__Job 1__. Please sum up the excerpt on Texas concealed carry law in two sentences.
__Job 2__. Pick up the excerpt on Texas concealed carry law after its last sentence and continue it.

__Extract__.
***

Nationwide, every state that has adopted a shall-issue handgun carry system has maintained it, loosening initial restrictions instead of tightening them, establishing a national standard for public safety.
The first Texas law against concealed and open carry was “An Act to Regulate the Keeping and Bearing of Deadly Weapons, Law of April 12, 1871, Ch. 34, §1, 1871 Tex. Gen. Laws 25” passed as part of the Reconstruction. That law was not substantially modified until 1995.
In many ways the Texas process was typical. The push started with proposed laws in 1983, 1985, 1987 and 1989 (the Texas Legislature meeting only on odd-numbered years). The 1991 attempt came closer to passing, but failed to gain enough support in the Legislature, and was amended to death.
73rd Legislature, 1993
In 1993 CHL returned again, and this time the big state media let loose with the typical “blood in the streets” predictions, both in quotes of anti-gunners and echoed on the opinion pages. They called for the people to contact their legislators. The People did, and popular support for the law caught the media by surprise.
Then Governor Ann Richards weighed in with the news that she would veto any CHL law the legislature passed. Politically, that should have been the end, but popular support would not let the issue die.
Trying to find something the governor would sign, the 73rd Legislature ended up passing a law that only called for a statewide referendum on CHL, not authorizing anyone to actually set up any program. Governor Richards vetoed it anyway, saying that the people of Texas didn’t need to vote on something like licensed concealed carry.

***

__Data__.
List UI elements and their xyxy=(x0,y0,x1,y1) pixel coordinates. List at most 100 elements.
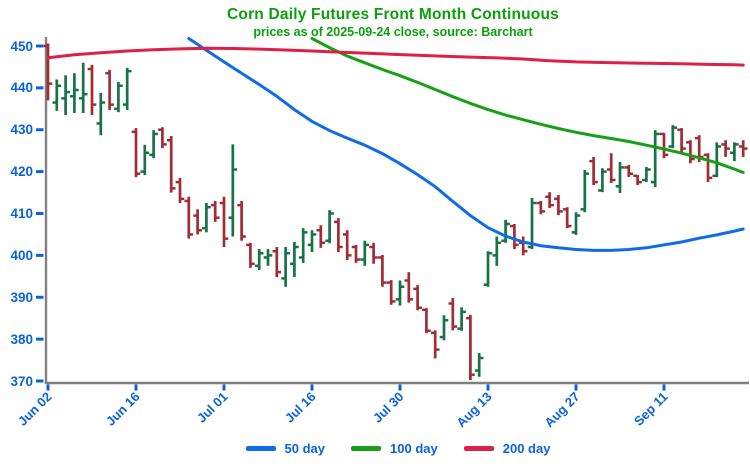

***

__Written reply 1__. Texas passed its first law against concealed and open carry in 1871, and that law was not substantially modified until 1995, even though concealed carry bills were proposed in 1983, 1985, 1987, 1989 and 1991. In 1993, popular support led the 73rd Legislature to pass a law calling only for a statewide referendum on concealed carry, but Governor Ann Richards vetoed it anyway.

__Written reply 2__.
74th Legislature, 1995
Two years later the 74th Legislature passed Senate Bill 60, and the new Governor George W. Bush fulfilled a campaign promise to sign the first Texas “Concealed Handgun License” bill.
Throughout the long struggle to get a concealed handgun law passed for Texas there were a number of people who risked their political lives to accomplish what many thought might be an impossible task. Two stand out.
One is Texas Senator Jerry Patterson, who sponsored and shepherded a number of the bills, including the successful 1995 effort and the equally important 1997 revision.
The other is Suzanna Gratia, who rose from losing both parents in the 1991 mass-killing in Killeen, to provide essential testimony at a critical time. As Suzanna Gratia-Hupp she became a Representative in the Texas Legislature and served several terms, always speaking up for gun owners.
The law went into effect September 1, giving the Texas Department of Public Safety about three months to write all the procedures, design the paperwork, and train enough Qualified Instructors to teach the required course DPS wrote. They did it.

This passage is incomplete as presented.